## Exercise
Pick out the lines below with "What" and list them.

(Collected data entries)
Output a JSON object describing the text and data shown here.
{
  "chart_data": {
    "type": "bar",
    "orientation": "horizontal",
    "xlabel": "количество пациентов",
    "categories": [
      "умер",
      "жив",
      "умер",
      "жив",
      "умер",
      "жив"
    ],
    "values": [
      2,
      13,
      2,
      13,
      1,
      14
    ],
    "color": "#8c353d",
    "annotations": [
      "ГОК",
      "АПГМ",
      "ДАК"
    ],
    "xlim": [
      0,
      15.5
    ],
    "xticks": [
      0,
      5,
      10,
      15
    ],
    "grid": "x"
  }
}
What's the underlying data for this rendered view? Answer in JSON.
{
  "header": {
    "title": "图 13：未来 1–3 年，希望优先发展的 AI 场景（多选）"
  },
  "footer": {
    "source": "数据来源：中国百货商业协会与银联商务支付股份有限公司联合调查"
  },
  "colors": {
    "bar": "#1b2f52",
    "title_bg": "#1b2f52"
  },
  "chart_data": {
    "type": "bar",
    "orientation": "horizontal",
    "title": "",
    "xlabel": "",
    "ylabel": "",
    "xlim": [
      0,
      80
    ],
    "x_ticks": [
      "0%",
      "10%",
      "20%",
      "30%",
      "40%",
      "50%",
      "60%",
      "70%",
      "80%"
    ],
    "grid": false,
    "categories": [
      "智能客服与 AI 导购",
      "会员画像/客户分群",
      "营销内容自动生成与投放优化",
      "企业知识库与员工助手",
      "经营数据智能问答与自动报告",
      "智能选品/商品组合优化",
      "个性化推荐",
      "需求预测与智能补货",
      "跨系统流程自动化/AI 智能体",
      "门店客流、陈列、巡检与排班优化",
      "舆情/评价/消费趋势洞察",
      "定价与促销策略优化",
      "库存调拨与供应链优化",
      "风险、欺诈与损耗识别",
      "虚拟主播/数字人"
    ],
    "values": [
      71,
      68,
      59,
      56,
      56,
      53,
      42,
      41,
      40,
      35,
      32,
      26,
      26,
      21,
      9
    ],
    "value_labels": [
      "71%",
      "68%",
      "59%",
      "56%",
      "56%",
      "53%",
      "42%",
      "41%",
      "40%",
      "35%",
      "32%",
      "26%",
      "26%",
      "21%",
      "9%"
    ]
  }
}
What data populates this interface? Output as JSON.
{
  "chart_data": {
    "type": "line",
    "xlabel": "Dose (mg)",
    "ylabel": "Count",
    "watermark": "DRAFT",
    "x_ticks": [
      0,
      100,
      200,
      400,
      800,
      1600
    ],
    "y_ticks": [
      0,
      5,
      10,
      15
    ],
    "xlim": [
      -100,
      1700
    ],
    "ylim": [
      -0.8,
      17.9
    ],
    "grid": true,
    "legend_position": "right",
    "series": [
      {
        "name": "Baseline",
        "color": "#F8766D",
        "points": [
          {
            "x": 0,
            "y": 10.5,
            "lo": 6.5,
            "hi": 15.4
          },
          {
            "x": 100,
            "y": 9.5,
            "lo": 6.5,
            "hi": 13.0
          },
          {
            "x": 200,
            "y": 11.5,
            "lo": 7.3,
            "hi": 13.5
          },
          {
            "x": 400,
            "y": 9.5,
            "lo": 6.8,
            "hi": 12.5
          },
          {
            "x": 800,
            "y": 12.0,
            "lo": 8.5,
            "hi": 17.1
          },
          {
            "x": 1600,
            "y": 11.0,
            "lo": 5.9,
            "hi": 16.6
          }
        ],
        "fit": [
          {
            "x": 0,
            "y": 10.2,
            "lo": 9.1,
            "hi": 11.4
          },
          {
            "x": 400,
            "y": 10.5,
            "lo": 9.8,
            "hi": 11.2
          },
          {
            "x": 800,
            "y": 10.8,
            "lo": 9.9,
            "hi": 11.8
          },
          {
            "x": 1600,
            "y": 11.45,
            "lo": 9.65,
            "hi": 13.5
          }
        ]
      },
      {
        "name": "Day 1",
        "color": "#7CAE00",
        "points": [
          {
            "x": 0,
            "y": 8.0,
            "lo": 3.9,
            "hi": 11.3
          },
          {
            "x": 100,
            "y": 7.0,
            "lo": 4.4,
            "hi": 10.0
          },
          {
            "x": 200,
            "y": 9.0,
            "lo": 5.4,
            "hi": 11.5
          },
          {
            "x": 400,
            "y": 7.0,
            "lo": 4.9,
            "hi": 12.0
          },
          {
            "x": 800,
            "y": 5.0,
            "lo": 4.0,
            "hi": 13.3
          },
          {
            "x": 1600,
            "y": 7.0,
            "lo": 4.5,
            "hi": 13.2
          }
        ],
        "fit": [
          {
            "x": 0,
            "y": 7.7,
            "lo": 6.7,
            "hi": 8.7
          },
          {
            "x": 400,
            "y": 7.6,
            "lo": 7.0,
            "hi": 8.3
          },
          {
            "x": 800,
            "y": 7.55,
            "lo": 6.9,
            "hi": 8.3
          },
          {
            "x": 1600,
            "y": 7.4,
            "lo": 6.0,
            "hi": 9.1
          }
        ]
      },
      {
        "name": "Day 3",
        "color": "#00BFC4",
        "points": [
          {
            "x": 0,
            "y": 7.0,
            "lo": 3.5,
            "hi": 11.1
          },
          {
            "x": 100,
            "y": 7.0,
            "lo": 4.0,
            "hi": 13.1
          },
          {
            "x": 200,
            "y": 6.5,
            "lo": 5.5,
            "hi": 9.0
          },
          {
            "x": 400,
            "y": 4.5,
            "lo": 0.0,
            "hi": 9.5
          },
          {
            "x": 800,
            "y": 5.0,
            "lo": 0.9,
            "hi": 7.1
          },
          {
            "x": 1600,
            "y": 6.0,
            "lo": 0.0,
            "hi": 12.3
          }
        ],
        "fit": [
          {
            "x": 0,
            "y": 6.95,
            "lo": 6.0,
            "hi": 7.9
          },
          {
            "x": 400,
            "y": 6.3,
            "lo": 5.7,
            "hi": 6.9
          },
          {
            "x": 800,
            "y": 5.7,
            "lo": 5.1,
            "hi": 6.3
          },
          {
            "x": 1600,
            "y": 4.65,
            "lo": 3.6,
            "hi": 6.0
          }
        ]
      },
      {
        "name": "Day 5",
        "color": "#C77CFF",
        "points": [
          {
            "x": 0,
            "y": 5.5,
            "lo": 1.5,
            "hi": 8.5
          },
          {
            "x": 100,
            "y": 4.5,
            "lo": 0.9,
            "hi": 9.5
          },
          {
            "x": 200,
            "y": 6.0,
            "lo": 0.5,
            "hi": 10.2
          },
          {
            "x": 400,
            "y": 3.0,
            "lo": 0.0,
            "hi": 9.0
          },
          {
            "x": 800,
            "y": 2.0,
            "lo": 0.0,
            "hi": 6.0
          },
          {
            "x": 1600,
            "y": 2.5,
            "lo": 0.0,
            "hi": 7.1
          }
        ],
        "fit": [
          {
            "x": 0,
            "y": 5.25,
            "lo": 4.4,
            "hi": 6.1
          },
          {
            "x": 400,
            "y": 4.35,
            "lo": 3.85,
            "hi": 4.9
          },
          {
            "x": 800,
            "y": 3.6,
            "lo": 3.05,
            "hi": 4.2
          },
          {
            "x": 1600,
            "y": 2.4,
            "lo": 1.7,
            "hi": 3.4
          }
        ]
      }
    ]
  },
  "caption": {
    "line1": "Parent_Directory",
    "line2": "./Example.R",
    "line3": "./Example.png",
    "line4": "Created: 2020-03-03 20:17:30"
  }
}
* * *
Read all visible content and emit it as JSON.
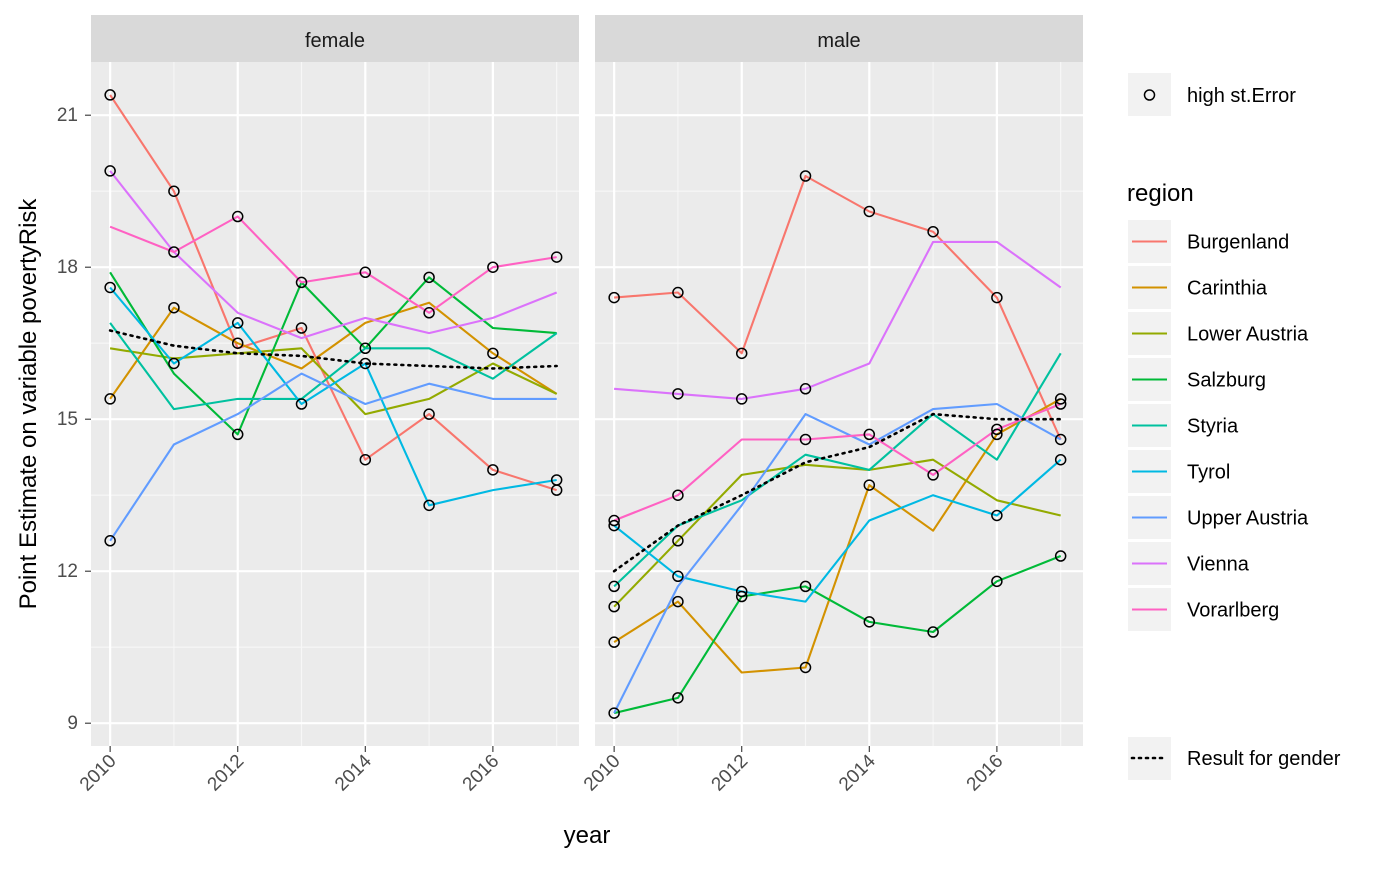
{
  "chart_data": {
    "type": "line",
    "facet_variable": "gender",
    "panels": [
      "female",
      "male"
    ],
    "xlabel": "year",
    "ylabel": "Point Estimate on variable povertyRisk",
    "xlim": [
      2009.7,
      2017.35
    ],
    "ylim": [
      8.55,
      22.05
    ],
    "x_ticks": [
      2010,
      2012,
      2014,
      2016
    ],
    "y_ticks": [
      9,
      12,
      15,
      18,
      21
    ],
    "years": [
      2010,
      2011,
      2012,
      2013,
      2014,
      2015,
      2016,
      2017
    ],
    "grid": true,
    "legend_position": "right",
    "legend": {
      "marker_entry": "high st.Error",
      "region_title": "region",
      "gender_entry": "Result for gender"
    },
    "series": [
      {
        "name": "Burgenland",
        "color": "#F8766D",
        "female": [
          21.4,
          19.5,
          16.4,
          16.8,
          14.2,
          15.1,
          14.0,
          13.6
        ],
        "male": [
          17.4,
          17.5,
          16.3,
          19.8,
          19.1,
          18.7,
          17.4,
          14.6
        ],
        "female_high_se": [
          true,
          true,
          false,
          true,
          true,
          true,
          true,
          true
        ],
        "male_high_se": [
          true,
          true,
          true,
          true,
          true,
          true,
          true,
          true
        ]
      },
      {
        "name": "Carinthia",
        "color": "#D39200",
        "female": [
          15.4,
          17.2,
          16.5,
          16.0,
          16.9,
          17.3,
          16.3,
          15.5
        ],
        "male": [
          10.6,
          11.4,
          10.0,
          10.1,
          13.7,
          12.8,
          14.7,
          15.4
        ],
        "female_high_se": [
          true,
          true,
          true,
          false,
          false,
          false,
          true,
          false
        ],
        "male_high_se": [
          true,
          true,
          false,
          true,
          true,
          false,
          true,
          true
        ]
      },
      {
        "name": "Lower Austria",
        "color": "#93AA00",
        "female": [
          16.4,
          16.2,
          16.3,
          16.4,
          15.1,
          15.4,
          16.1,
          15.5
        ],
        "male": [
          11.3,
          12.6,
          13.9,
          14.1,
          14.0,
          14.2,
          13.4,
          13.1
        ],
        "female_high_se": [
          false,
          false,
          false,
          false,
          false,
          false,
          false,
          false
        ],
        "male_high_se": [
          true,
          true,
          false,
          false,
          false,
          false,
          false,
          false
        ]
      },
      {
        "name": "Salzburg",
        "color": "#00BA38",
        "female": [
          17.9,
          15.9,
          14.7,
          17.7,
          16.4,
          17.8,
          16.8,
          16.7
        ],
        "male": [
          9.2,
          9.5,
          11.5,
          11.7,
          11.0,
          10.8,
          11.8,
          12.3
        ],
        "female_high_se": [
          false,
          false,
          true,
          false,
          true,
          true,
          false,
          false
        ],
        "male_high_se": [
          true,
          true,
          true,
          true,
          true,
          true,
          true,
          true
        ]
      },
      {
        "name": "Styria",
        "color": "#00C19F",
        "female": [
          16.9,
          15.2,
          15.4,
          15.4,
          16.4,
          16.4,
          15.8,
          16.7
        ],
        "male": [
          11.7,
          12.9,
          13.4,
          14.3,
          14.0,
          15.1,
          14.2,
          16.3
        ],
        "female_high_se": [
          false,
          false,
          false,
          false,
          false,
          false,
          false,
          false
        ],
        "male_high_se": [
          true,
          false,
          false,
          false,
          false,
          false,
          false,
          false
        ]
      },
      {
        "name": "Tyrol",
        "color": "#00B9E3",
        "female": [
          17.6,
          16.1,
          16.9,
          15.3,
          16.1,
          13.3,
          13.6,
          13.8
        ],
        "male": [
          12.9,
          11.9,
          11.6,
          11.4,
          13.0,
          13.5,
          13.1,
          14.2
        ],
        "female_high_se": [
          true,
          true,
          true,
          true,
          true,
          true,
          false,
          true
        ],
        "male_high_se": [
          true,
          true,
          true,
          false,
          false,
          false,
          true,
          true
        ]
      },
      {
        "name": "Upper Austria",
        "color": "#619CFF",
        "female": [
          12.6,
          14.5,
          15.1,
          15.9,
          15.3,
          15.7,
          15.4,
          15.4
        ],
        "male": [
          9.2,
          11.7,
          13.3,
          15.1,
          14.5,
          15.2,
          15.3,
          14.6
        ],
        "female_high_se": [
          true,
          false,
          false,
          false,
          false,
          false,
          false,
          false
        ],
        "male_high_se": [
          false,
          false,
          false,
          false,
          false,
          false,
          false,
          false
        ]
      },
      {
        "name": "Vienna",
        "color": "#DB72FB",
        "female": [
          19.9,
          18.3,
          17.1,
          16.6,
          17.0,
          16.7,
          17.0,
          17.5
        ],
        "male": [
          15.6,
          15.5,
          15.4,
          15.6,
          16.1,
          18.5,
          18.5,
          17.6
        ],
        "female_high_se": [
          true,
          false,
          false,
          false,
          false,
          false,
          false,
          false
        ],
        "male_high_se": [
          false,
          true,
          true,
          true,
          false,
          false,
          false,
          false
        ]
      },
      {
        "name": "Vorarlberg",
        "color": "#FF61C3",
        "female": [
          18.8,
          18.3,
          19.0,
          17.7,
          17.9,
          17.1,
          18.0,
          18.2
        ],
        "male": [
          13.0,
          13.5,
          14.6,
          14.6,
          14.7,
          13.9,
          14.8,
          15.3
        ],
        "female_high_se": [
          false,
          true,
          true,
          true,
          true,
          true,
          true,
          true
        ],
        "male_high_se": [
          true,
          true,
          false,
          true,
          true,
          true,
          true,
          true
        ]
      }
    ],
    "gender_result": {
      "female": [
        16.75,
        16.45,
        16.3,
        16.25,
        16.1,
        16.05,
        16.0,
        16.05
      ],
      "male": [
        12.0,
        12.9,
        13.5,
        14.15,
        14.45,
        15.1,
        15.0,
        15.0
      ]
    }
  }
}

## Solution below
What's the underlying data for this rendered view? Answer in JSON.
What data populates this interface? Output as JSON.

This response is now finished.